Exercise goal
Turn every line of the data below into a numbered list, leaving out any blank lines.
[Records for the exercise start]
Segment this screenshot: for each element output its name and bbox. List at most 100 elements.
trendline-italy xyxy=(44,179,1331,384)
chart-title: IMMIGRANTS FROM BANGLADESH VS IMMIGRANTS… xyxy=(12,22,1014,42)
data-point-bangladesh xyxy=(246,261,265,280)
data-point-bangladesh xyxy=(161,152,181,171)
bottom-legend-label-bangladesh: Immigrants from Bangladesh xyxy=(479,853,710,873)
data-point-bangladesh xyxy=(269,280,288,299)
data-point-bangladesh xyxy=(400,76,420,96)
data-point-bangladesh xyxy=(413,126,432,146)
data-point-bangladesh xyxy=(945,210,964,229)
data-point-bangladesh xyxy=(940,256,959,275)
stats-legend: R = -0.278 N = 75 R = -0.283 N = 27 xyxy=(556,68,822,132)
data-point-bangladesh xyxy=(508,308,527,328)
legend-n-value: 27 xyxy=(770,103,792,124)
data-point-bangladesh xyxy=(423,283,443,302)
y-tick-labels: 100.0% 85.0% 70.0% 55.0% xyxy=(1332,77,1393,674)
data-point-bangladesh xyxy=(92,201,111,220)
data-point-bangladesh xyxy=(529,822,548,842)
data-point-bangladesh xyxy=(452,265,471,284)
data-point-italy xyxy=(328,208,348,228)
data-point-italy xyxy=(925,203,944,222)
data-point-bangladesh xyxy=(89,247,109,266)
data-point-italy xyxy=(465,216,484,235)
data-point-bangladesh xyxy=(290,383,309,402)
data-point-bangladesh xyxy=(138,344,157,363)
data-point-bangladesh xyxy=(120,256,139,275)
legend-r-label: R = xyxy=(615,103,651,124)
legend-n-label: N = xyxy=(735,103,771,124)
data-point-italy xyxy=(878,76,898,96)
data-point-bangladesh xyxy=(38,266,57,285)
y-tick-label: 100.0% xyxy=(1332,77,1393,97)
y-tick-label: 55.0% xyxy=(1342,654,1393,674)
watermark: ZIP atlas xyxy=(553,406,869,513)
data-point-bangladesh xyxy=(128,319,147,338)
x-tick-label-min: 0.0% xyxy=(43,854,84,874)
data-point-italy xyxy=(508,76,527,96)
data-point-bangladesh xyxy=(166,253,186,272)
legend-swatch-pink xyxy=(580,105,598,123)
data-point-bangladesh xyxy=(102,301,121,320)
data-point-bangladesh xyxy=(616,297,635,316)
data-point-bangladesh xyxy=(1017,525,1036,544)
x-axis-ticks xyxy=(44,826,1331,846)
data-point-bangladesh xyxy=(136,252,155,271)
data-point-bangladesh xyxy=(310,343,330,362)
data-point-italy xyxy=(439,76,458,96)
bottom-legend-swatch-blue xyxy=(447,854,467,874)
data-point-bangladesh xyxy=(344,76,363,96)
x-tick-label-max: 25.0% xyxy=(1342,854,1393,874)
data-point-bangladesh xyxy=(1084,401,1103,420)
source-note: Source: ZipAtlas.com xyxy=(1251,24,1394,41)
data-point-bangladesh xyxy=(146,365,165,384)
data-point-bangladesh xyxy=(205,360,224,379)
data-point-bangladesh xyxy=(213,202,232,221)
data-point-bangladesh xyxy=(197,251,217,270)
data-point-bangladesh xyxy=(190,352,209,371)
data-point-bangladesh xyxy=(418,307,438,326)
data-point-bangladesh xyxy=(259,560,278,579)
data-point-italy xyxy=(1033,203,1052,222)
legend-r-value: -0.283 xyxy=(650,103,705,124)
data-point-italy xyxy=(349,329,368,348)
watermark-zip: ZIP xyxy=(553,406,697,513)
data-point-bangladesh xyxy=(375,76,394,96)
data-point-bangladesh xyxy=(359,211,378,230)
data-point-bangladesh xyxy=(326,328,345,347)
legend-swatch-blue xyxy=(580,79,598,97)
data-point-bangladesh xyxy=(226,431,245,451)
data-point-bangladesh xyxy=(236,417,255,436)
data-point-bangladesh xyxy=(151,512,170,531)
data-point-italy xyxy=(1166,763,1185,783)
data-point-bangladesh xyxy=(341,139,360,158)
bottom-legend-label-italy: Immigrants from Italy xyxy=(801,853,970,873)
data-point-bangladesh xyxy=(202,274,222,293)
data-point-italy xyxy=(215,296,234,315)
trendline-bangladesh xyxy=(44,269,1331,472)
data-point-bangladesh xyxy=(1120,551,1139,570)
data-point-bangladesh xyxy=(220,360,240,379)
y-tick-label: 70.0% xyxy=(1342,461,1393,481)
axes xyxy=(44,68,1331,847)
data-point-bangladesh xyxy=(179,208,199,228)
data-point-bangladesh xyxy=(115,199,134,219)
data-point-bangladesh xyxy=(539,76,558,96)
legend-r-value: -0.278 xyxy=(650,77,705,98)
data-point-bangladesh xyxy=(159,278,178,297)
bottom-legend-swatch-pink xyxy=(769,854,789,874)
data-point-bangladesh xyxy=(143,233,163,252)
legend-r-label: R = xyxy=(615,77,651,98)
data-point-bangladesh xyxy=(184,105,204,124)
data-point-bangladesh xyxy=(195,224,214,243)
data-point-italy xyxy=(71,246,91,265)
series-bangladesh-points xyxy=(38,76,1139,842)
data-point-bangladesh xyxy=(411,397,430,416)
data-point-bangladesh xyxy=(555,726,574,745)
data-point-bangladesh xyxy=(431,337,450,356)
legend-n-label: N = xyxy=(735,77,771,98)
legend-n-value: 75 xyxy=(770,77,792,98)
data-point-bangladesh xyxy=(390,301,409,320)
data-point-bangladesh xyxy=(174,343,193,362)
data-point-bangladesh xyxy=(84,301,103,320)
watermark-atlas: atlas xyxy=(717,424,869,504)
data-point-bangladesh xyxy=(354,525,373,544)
[Records for the exercise end]
Final result
1. Segment this screenshot: for each element output its name and bbox. List at most 100 elements.
2. trendline-italy xyxy=(44,179,1331,384)
3. chart-title: IMMIGRANTS FROM BANGLADESH VS IMMIGRANTS… xyxy=(12,22,1014,42)
4. data-point-bangladesh xyxy=(246,261,265,280)
5. data-point-bangladesh xyxy=(161,152,181,171)
6. bottom-legend-label-bangladesh: Immigrants from Bangladesh xyxy=(479,853,710,873)
7. data-point-bangladesh xyxy=(269,280,288,299)
8. data-point-bangladesh xyxy=(400,76,420,96)
9. data-point-bangladesh xyxy=(413,126,432,146)
10. data-point-bangladesh xyxy=(945,210,964,229)
11. data-point-bangladesh xyxy=(940,256,959,275)
12. stats-legend: R = -0.278 N = 75 R = -0.283 N = 27 xyxy=(556,68,822,132)
13. data-point-bangladesh xyxy=(508,308,527,328)
14. legend-n-value: 27 xyxy=(770,103,792,124)
15. data-point-bangladesh xyxy=(423,283,443,302)
16. y-tick-labels: 100.0% 85.0% 70.0% 55.0% xyxy=(1332,77,1393,674)
17. data-point-bangladesh xyxy=(92,201,111,220)
18. data-point-bangladesh xyxy=(529,822,548,842)
19. data-point-bangladesh xyxy=(452,265,471,284)
20. data-point-italy xyxy=(328,208,348,228)
21. data-point-italy xyxy=(925,203,944,222)
22. data-point-bangladesh xyxy=(89,247,109,266)
23. data-point-italy xyxy=(465,216,484,235)
24. data-point-bangladesh xyxy=(290,383,309,402)
25. data-point-bangladesh xyxy=(138,344,157,363)
26. data-point-bangladesh xyxy=(120,256,139,275)
27. legend-r-label: R = xyxy=(615,103,651,124)
28. legend-n-label: N = xyxy=(735,103,771,124)
29. data-point-italy xyxy=(878,76,898,96)
30. data-point-bangladesh xyxy=(38,266,57,285)
31. y-tick-label: 100.0% xyxy=(1332,77,1393,97)
32. y-tick-label: 55.0% xyxy=(1342,654,1393,674)
33. watermark: ZIP atlas xyxy=(553,406,869,513)
34. data-point-bangladesh xyxy=(128,319,147,338)
35. x-tick-label-min: 0.0% xyxy=(43,854,84,874)
36. data-point-italy xyxy=(508,76,527,96)
37. data-point-bangladesh xyxy=(166,253,186,272)
38. legend-swatch-pink xyxy=(580,105,598,123)
39. data-point-bangladesh xyxy=(102,301,121,320)
40. data-point-bangladesh xyxy=(616,297,635,316)
41. data-point-bangladesh xyxy=(1017,525,1036,544)
42. x-axis-ticks xyxy=(44,826,1331,846)
43. data-point-bangladesh xyxy=(136,252,155,271)
44. data-point-bangladesh xyxy=(310,343,330,362)
45. data-point-italy xyxy=(439,76,458,96)
46. bottom-legend-swatch-blue xyxy=(447,854,467,874)
47. data-point-bangladesh xyxy=(344,76,363,96)
48. x-tick-label-max: 25.0% xyxy=(1342,854,1393,874)
49. data-point-bangladesh xyxy=(1084,401,1103,420)
50. source-note: Source: ZipAtlas.com xyxy=(1251,24,1394,41)
51. data-point-bangladesh xyxy=(146,365,165,384)
52. data-point-bangladesh xyxy=(205,360,224,379)
53. data-point-bangladesh xyxy=(213,202,232,221)
54. data-point-bangladesh xyxy=(197,251,217,270)
55. data-point-bangladesh xyxy=(190,352,209,371)
56. data-point-bangladesh xyxy=(418,307,438,326)
57. data-point-bangladesh xyxy=(259,560,278,579)
58. data-point-italy xyxy=(1033,203,1052,222)
59. legend-r-value: -0.283 xyxy=(650,103,705,124)
60. data-point-italy xyxy=(349,329,368,348)
61. watermark-zip: ZIP xyxy=(553,406,697,513)
62. data-point-bangladesh xyxy=(375,76,394,96)
63. data-point-bangladesh xyxy=(359,211,378,230)
64. data-point-bangladesh xyxy=(326,328,345,347)
65. legend-swatch-blue xyxy=(580,79,598,97)
66. data-point-bangladesh xyxy=(226,431,245,451)
67. data-point-bangladesh xyxy=(236,417,255,436)
68. data-point-bangladesh xyxy=(151,512,170,531)
69. data-point-italy xyxy=(1166,763,1185,783)
70. data-point-bangladesh xyxy=(341,139,360,158)
71. bottom-legend-label-italy: Immigrants from Italy xyxy=(801,853,970,873)
72. data-point-bangladesh xyxy=(202,274,222,293)
73. data-point-italy xyxy=(215,296,234,315)
74. trendline-bangladesh xyxy=(44,269,1331,472)
75. data-point-bangladesh xyxy=(1120,551,1139,570)
76. data-point-bangladesh xyxy=(220,360,240,379)
77. y-tick-label: 70.0% xyxy=(1342,461,1393,481)
78. axes xyxy=(44,68,1331,847)
79. data-point-bangladesh xyxy=(179,208,199,228)
80. data-point-bangladesh xyxy=(115,199,134,219)
81. data-point-bangladesh xyxy=(539,76,558,96)
82. legend-r-value: -0.278 xyxy=(650,77,705,98)
83. data-point-bangladesh xyxy=(159,278,178,297)
84. bottom-legend-swatch-pink xyxy=(769,854,789,874)
85. data-point-bangladesh xyxy=(143,233,163,252)
86. legend-r-label: R = xyxy=(615,77,651,98)
87. data-point-bangladesh xyxy=(184,105,204,124)
88. data-point-bangladesh xyxy=(195,224,214,243)
89. data-point-italy xyxy=(71,246,91,265)
90. series-bangladesh-points xyxy=(38,76,1139,842)
91. data-point-bangladesh xyxy=(411,397,430,416)
92. data-point-bangladesh xyxy=(555,726,574,745)
93. data-point-bangladesh xyxy=(431,337,450,356)
94. legend-n-label: N = xyxy=(735,77,771,98)
95. legend-n-value: 75 xyxy=(770,77,792,98)
96. data-point-bangladesh xyxy=(390,301,409,320)
97. data-point-bangladesh xyxy=(174,343,193,362)
98. data-point-bangladesh xyxy=(84,301,103,320)
99. watermark-atlas: atlas xyxy=(717,424,869,504)
100. data-point-bangladesh xyxy=(354,525,373,544)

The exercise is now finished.